* [Exercise aim]
Write out all the lines again, precisely as they stand, but without the images.
──────── Provided records ────────
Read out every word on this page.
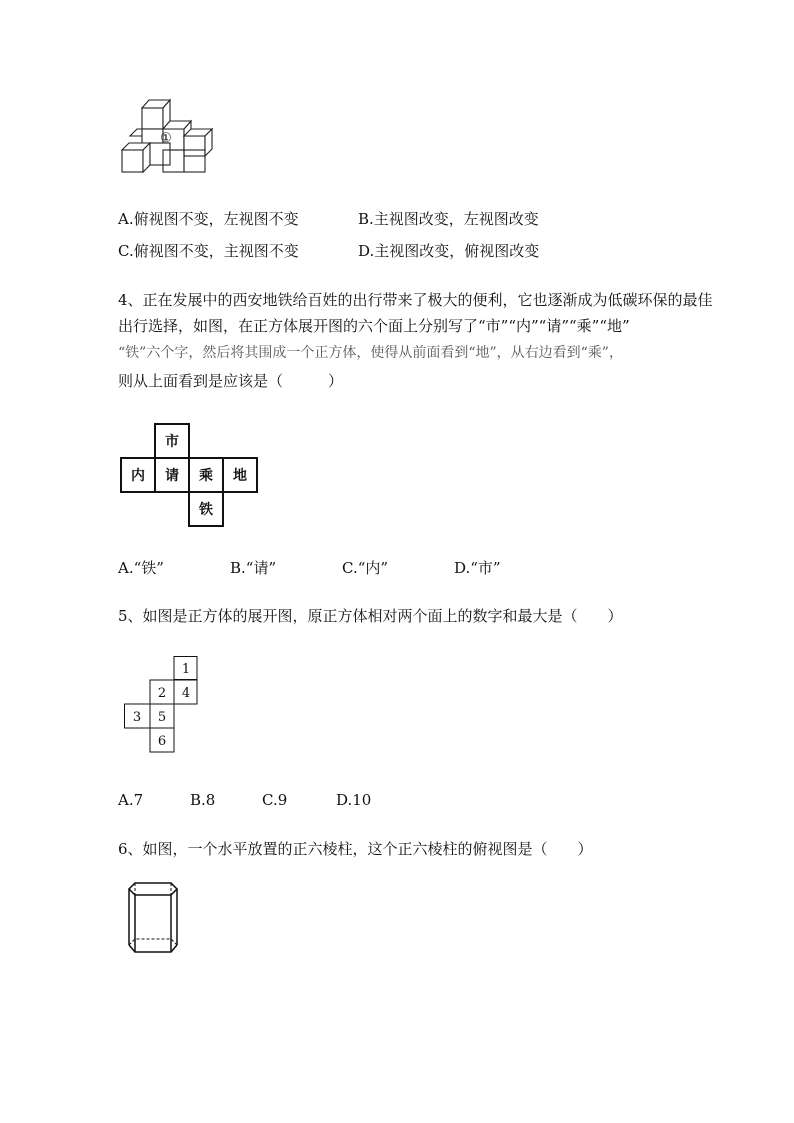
①
A.俯视图不变，左视图不变	B.主视图改变，左视图改变
C.俯视图不变，主视图不变	D.主视图改变，俯视图改变
4、正在发展中的西安地铁给百姓的出行带来了极大的便利，它也逐渐成为低碳环保的最佳
出行选择，如图，在正方体展开图的六个面上分别写了“市”“内”“请”“乘”“地”
“铁”六个字，然后将其围成一个正方体，使得从前面看到“地”，从右边看到“乘”，
则从上面看到是应该是（　　　）
市
内 请 乘 地
铁
A.“铁”	B.“请”	C.“内”	D.“市”
5、如图是正方体的展开图，原正方体相对两个面上的数字和最大是（　　）
1
2 4
3 5
6
A.7	B.8	C.9	D.10
6、如图，一个水平放置的正六棱柱，这个正六棱柱的俯视图是（　　）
────────
* [Exercise solution]
Read out every word on this page.
①
A.俯视图不变，左视图不变	B.主视图改变，左视图改变
C.俯视图不变，主视图不变	D.主视图改变，俯视图改变
4、正在发展中的西安地铁给百姓的出行带来了极大的便利，它也逐渐成为低碳环保的最佳
出行选择，如图，在正方体展开图的六个面上分别写了“市”“内”“请”“乘”“地”
“铁”六个字，然后将其围成一个正方体，使得从前面看到“地”，从右边看到“乘”，
则从上面看到是应该是（　　　）
市
内 请 乘 地
铁
A.“铁”	B.“请”	C.“内”	D.“市”
5、如图是正方体的展开图，原正方体相对两个面上的数字和最大是（　　）
1
2 4
3 5
6
A.7	B.8	C.9	D.10
6、如图，一个水平放置的正六棱柱，这个正六棱柱的俯视图是（　　）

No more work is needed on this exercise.